REQUIREMENT:
Quote every line below exactly as it reads.
[START OF MATERIAL FOR THE TASK]
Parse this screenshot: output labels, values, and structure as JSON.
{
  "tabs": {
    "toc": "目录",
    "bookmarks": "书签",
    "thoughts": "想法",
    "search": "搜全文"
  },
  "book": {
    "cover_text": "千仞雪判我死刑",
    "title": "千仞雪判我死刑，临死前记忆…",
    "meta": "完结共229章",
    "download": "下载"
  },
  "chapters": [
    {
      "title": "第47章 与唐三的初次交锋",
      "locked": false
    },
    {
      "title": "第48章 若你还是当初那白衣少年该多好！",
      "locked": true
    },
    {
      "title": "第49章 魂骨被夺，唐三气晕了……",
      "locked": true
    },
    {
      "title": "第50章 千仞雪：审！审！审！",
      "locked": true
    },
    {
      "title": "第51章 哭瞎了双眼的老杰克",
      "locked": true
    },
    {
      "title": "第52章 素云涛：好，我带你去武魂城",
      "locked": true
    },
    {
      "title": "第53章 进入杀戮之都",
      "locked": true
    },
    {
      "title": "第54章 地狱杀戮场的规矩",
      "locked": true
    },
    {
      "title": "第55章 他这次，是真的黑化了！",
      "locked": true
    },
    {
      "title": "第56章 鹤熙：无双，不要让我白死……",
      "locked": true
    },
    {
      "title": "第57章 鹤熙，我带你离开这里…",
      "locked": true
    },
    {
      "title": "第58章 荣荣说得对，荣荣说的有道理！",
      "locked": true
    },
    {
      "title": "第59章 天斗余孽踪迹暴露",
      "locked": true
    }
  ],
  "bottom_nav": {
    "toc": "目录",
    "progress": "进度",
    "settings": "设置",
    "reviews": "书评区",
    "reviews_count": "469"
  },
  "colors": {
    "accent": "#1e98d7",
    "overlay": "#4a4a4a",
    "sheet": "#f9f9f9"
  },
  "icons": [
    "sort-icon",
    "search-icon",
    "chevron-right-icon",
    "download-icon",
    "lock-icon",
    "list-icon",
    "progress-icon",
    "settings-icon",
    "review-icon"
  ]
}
[END OF MATERIAL FOR THE TASK]
FINISHED ANSWER:
Parse this screenshot: output labels, values, and structure as JSON.
{
  "tabs": {
    "toc": "目录",
    "bookmarks": "书签",
    "thoughts": "想法",
    "search": "搜全文"
  },
  "book": {
    "cover_text": "千仞雪判我死刑",
    "title": "千仞雪判我死刑，临死前记忆…",
    "meta": "完结共229章",
    "download": "下载"
  },
  "chapters": [
    {
      "title": "第47章 与唐三的初次交锋",
      "locked": false
    },
    {
      "title": "第48章 若你还是当初那白衣少年该多好！",
      "locked": true
    },
    {
      "title": "第49章 魂骨被夺，唐三气晕了……",
      "locked": true
    },
    {
      "title": "第50章 千仞雪：审！审！审！",
      "locked": true
    },
    {
      "title": "第51章 哭瞎了双眼的老杰克",
      "locked": true
    },
    {
      "title": "第52章 素云涛：好，我带你去武魂城",
      "locked": true
    },
    {
      "title": "第53章 进入杀戮之都",
      "locked": true
    },
    {
      "title": "第54章 地狱杀戮场的规矩",
      "locked": true
    },
    {
      "title": "第55章 他这次，是真的黑化了！",
      "locked": true
    },
    {
      "title": "第56章 鹤熙：无双，不要让我白死……",
      "locked": true
    },
    {
      "title": "第57章 鹤熙，我带你离开这里…",
      "locked": true
    },
    {
      "title": "第58章 荣荣说得对，荣荣说的有道理！",
      "locked": true
    },
    {
      "title": "第59章 天斗余孽踪迹暴露",
      "locked": true
    }
  ],
  "bottom_nav": {
    "toc": "目录",
    "progress": "进度",
    "settings": "设置",
    "reviews": "书评区",
    "reviews_count": "469"
  },
  "colors": {
    "accent": "#1e98d7",
    "overlay": "#4a4a4a",
    "sheet": "#f9f9f9"
  },
  "icons": [
    "sort-icon",
    "search-icon",
    "chevron-right-icon",
    "download-icon",
    "lock-icon",
    "list-icon",
    "progress-icon",
    "settings-icon",
    "review-icon"
  ]
}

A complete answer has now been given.